▶ [STATED TASK]: Give the listing below again in full, exactly as written.

▶ [DATA SUPPLIED]:
◆ ◆ ◆ ◆ ◆

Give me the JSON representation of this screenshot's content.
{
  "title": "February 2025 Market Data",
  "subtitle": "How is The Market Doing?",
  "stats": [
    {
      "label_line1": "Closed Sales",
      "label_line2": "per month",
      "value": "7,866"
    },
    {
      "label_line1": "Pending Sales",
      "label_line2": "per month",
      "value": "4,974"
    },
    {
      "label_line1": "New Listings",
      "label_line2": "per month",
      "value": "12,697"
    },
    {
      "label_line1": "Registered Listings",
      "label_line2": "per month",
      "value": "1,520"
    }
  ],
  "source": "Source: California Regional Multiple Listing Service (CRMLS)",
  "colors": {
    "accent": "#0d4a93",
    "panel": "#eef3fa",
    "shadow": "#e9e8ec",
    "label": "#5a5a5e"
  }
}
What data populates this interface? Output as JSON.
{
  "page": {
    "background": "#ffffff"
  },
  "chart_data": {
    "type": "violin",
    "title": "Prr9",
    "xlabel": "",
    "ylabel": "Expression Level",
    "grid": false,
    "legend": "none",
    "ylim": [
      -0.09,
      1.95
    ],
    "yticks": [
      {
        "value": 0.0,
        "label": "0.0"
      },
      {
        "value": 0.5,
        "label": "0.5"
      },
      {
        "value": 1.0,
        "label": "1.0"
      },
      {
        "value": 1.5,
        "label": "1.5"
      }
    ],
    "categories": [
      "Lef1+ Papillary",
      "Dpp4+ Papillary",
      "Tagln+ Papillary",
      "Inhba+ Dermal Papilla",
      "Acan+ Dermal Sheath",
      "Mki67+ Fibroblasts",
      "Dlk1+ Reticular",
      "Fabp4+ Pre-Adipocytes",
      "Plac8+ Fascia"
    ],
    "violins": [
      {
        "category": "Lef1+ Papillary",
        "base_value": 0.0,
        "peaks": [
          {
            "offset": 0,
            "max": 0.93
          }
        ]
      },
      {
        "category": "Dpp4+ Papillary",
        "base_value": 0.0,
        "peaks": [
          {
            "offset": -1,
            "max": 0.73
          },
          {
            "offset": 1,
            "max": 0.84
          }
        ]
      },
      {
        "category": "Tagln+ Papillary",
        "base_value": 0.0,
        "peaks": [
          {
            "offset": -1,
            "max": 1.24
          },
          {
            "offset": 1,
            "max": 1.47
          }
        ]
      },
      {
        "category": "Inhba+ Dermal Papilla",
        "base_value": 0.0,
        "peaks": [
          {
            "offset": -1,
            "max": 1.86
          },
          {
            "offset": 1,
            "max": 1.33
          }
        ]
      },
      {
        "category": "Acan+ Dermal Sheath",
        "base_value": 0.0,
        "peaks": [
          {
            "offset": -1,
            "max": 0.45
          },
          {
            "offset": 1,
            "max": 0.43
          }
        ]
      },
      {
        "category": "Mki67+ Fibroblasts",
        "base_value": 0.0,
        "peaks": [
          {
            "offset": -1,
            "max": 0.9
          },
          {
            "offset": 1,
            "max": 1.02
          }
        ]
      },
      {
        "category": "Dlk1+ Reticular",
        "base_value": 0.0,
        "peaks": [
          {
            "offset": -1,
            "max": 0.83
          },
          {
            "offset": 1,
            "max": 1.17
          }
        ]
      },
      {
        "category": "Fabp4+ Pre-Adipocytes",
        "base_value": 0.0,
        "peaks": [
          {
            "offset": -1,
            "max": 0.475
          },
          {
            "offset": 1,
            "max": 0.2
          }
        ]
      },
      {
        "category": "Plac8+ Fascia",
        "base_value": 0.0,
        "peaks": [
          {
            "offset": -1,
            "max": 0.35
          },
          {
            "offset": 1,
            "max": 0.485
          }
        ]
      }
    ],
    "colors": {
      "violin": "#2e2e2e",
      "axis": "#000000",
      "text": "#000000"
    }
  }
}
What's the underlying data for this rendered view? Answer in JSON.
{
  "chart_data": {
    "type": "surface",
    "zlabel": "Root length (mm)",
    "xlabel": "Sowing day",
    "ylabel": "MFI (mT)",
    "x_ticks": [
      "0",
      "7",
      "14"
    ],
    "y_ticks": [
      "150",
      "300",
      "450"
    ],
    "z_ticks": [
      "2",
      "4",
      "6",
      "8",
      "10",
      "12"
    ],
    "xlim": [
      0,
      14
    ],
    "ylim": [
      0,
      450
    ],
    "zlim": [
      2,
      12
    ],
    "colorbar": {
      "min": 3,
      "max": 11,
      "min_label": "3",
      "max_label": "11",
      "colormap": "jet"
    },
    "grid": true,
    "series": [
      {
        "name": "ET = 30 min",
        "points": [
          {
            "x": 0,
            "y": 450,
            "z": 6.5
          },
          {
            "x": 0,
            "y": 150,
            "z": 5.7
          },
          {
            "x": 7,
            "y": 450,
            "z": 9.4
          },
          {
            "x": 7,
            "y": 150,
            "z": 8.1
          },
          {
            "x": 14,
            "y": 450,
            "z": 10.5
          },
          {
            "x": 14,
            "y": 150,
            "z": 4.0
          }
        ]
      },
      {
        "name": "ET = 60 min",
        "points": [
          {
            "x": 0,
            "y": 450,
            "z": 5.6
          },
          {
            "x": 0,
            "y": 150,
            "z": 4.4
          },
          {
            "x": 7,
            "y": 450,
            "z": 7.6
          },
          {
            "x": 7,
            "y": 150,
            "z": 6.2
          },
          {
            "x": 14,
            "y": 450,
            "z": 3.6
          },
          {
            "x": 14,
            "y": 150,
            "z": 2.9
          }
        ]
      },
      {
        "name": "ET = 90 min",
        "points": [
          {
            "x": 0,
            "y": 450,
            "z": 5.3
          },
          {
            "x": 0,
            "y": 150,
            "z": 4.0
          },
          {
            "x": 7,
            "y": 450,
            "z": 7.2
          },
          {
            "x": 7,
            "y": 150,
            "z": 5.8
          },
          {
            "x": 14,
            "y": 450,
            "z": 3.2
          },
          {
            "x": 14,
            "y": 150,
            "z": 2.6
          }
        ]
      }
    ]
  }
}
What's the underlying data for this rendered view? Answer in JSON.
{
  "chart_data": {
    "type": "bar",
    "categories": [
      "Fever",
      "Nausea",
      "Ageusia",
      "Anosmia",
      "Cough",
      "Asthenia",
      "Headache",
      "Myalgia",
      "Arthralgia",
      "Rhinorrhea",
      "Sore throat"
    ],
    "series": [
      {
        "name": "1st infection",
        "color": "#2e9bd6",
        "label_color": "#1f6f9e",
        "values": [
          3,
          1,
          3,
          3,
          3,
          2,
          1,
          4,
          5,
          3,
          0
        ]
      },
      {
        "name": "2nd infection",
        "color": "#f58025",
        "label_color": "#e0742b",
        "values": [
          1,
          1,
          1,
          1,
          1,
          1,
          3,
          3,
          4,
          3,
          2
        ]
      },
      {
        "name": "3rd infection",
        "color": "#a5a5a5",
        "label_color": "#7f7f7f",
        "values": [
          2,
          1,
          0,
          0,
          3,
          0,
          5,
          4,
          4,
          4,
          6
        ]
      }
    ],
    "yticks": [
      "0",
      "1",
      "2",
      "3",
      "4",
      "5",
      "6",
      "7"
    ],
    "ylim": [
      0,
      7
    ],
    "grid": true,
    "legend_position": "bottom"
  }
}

◆ ◆ ◆ ◆ ◆

▶ [EXERCISE SOLUTION]:
Give me the JSON representation of this screenshot's content.
{
  "title": "February 2025 Market Data",
  "subtitle": "How is The Market Doing?",
  "stats": [
    {
      "label_line1": "Closed Sales",
      "label_line2": "per month",
      "value": "7,866"
    },
    {
      "label_line1": "Pending Sales",
      "label_line2": "per month",
      "value": "4,974"
    },
    {
      "label_line1": "New Listings",
      "label_line2": "per month",
      "value": "12,697"
    },
    {
      "label_line1": "Registered Listings",
      "label_line2": "per month",
      "value": "1,520"
    }
  ],
  "source": "Source: California Regional Multiple Listing Service (CRMLS)",
  "colors": {
    "accent": "#0d4a93",
    "panel": "#eef3fa",
    "shadow": "#e9e8ec",
    "label": "#5a5a5e"
  }
}
What data populates this interface? Output as JSON.
{
  "page": {
    "background": "#ffffff"
  },
  "chart_data": {
    "type": "violin",
    "title": "Prr9",
    "xlabel": "",
    "ylabel": "Expression Level",
    "grid": false,
    "legend": "none",
    "ylim": [
      -0.09,
      1.95
    ],
    "yticks": [
      {
        "value": 0.0,
        "label": "0.0"
      },
      {
        "value": 0.5,
        "label": "0.5"
      },
      {
        "value": 1.0,
        "label": "1.0"
      },
      {
        "value": 1.5,
        "label": "1.5"
      }
    ],
    "categories": [
      "Lef1+ Papillary",
      "Dpp4+ Papillary",
      "Tagln+ Papillary",
      "Inhba+ Dermal Papilla",
      "Acan+ Dermal Sheath",
      "Mki67+ Fibroblasts",
      "Dlk1+ Reticular",
      "Fabp4+ Pre-Adipocytes",
      "Plac8+ Fascia"
    ],
    "violins": [
      {
        "category": "Lef1+ Papillary",
        "base_value": 0.0,
        "peaks": [
          {
            "offset": 0,
            "max": 0.93
          }
        ]
      },
      {
        "category": "Dpp4+ Papillary",
        "base_value": 0.0,
        "peaks": [
          {
            "offset": -1,
            "max": 0.73
          },
          {
            "offset": 1,
            "max": 0.84
          }
        ]
      },
      {
        "category": "Tagln+ Papillary",
        "base_value": 0.0,
        "peaks": [
          {
            "offset": -1,
            "max": 1.24
          },
          {
            "offset": 1,
            "max": 1.47
          }
        ]
      },
      {
        "category": "Inhba+ Dermal Papilla",
        "base_value": 0.0,
        "peaks": [
          {
            "offset": -1,
            "max": 1.86
          },
          {
            "offset": 1,
            "max": 1.33
          }
        ]
      },
      {
        "category": "Acan+ Dermal Sheath",
        "base_value": 0.0,
        "peaks": [
          {
            "offset": -1,
            "max": 0.45
          },
          {
            "offset": 1,
            "max": 0.43
          }
        ]
      },
      {
        "category": "Mki67+ Fibroblasts",
        "base_value": 0.0,
        "peaks": [
          {
            "offset": -1,
            "max": 0.9
          },
          {
            "offset": 1,
            "max": 1.02
          }
        ]
      },
      {
        "category": "Dlk1+ Reticular",
        "base_value": 0.0,
        "peaks": [
          {
            "offset": -1,
            "max": 0.83
          },
          {
            "offset": 1,
            "max": 1.17
          }
        ]
      },
      {
        "category": "Fabp4+ Pre-Adipocytes",
        "base_value": 0.0,
        "peaks": [
          {
            "offset": -1,
            "max": 0.475
          },
          {
            "offset": 1,
            "max": 0.2
          }
        ]
      },
      {
        "category": "Plac8+ Fascia",
        "base_value": 0.0,
        "peaks": [
          {
            "offset": -1,
            "max": 0.35
          },
          {
            "offset": 1,
            "max": 0.485
          }
        ]
      }
    ],
    "colors": {
      "violin": "#2e2e2e",
      "axis": "#000000",
      "text": "#000000"
    }
  }
}
What's the underlying data for this rendered view? Answer in JSON.
{
  "chart_data": {
    "type": "surface",
    "zlabel": "Root length (mm)",
    "xlabel": "Sowing day",
    "ylabel": "MFI (mT)",
    "x_ticks": [
      "0",
      "7",
      "14"
    ],
    "y_ticks": [
      "150",
      "300",
      "450"
    ],
    "z_ticks": [
      "2",
      "4",
      "6",
      "8",
      "10",
      "12"
    ],
    "xlim": [
      0,
      14
    ],
    "ylim": [
      0,
      450
    ],
    "zlim": [
      2,
      12
    ],
    "colorbar": {
      "min": 3,
      "max": 11,
      "min_label": "3",
      "max_label": "11",
      "colormap": "jet"
    },
    "grid": true,
    "series": [
      {
        "name": "ET = 30 min",
        "points": [
          {
            "x": 0,
            "y": 450,
            "z": 6.5
          },
          {
            "x": 0,
            "y": 150,
            "z": 5.7
          },
          {
            "x": 7,
            "y": 450,
            "z": 9.4
          },
          {
            "x": 7,
            "y": 150,
            "z": 8.1
          },
          {
            "x": 14,
            "y": 450,
            "z": 10.5
          },
          {
            "x": 14,
            "y": 150,
            "z": 4.0
          }
        ]
      },
      {
        "name": "ET = 60 min",
        "points": [
          {
            "x": 0,
            "y": 450,
            "z": 5.6
          },
          {
            "x": 0,
            "y": 150,
            "z": 4.4
          },
          {
            "x": 7,
            "y": 450,
            "z": 7.6
          },
          {
            "x": 7,
            "y": 150,
            "z": 6.2
          },
          {
            "x": 14,
            "y": 450,
            "z": 3.6
          },
          {
            "x": 14,
            "y": 150,
            "z": 2.9
          }
        ]
      },
      {
        "name": "ET = 90 min",
        "points": [
          {
            "x": 0,
            "y": 450,
            "z": 5.3
          },
          {
            "x": 0,
            "y": 150,
            "z": 4.0
          },
          {
            "x": 7,
            "y": 450,
            "z": 7.2
          },
          {
            "x": 7,
            "y": 150,
            "z": 5.8
          },
          {
            "x": 14,
            "y": 450,
            "z": 3.2
          },
          {
            "x": 14,
            "y": 150,
            "z": 2.6
          }
        ]
      }
    ]
  }
}
What's the underlying data for this rendered view? Answer in JSON.
{
  "chart_data": {
    "type": "bar",
    "categories": [
      "Fever",
      "Nausea",
      "Ageusia",
      "Anosmia",
      "Cough",
      "Asthenia",
      "Headache",
      "Myalgia",
      "Arthralgia",
      "Rhinorrhea",
      "Sore throat"
    ],
    "series": [
      {
        "name": "1st infection",
        "color": "#2e9bd6",
        "label_color": "#1f6f9e",
        "values": [
          3,
          1,
          3,
          3,
          3,
          2,
          1,
          4,
          5,
          3,
          0
        ]
      },
      {
        "name": "2nd infection",
        "color": "#f58025",
        "label_color": "#e0742b",
        "values": [
          1,
          1,
          1,
          1,
          1,
          1,
          3,
          3,
          4,
          3,
          2
        ]
      },
      {
        "name": "3rd infection",
        "color": "#a5a5a5",
        "label_color": "#7f7f7f",
        "values": [
          2,
          1,
          0,
          0,
          3,
          0,
          5,
          4,
          4,
          4,
          6
        ]
      }
    ],
    "yticks": [
      "0",
      "1",
      "2",
      "3",
      "4",
      "5",
      "6",
      "7"
    ],
    "ylim": [
      0,
      7
    ],
    "grid": true,
    "legend_position": "bottom"
  }
}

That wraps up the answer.